→ **THE PROBLEM**:
Look through the records below and give the number of lines holding the string "icon", nothing more.

--- START ---

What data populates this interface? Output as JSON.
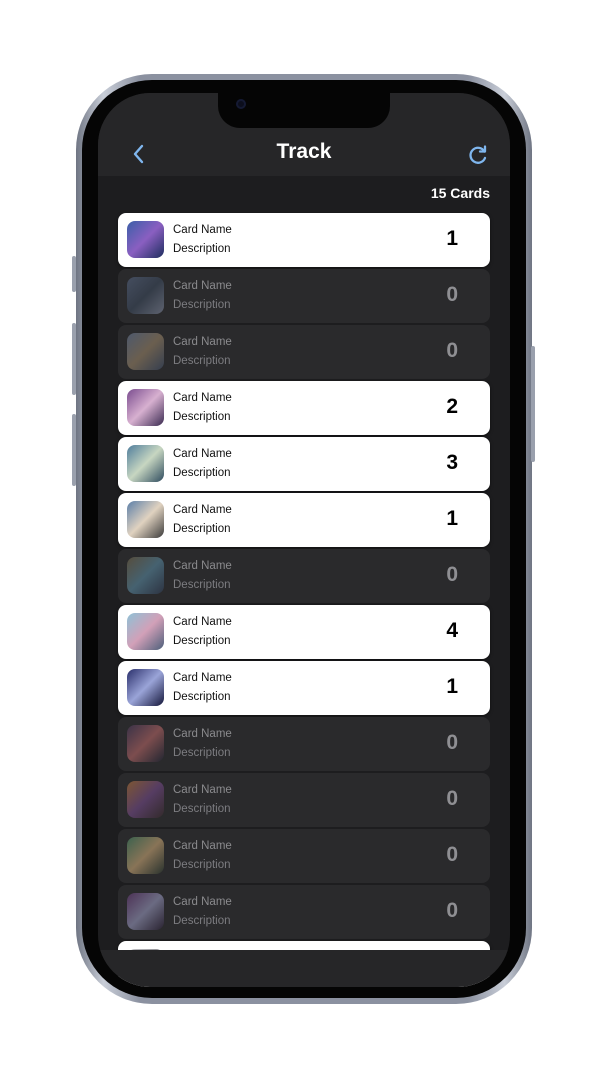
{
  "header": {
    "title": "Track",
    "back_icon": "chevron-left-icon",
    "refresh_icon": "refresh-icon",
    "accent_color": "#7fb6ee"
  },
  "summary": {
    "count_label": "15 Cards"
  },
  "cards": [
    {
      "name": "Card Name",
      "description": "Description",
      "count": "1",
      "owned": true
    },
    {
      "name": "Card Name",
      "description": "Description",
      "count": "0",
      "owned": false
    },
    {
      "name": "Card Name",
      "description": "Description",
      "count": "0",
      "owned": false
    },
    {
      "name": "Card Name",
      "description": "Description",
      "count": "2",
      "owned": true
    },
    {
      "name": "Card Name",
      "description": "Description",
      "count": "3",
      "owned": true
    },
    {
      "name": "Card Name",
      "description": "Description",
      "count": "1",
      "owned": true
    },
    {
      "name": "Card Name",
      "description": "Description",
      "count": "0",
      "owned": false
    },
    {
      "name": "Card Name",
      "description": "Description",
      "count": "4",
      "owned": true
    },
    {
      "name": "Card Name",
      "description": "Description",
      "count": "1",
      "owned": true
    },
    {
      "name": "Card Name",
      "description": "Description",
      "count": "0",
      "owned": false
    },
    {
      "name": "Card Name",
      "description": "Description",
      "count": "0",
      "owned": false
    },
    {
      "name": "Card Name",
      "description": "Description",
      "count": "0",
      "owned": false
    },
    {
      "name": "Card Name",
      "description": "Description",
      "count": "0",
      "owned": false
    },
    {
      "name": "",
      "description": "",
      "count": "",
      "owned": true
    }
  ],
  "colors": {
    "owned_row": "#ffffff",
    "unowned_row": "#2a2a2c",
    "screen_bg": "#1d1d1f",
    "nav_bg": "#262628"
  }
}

--- END ---

→ **RESULT OF THE EXERCISE**:
2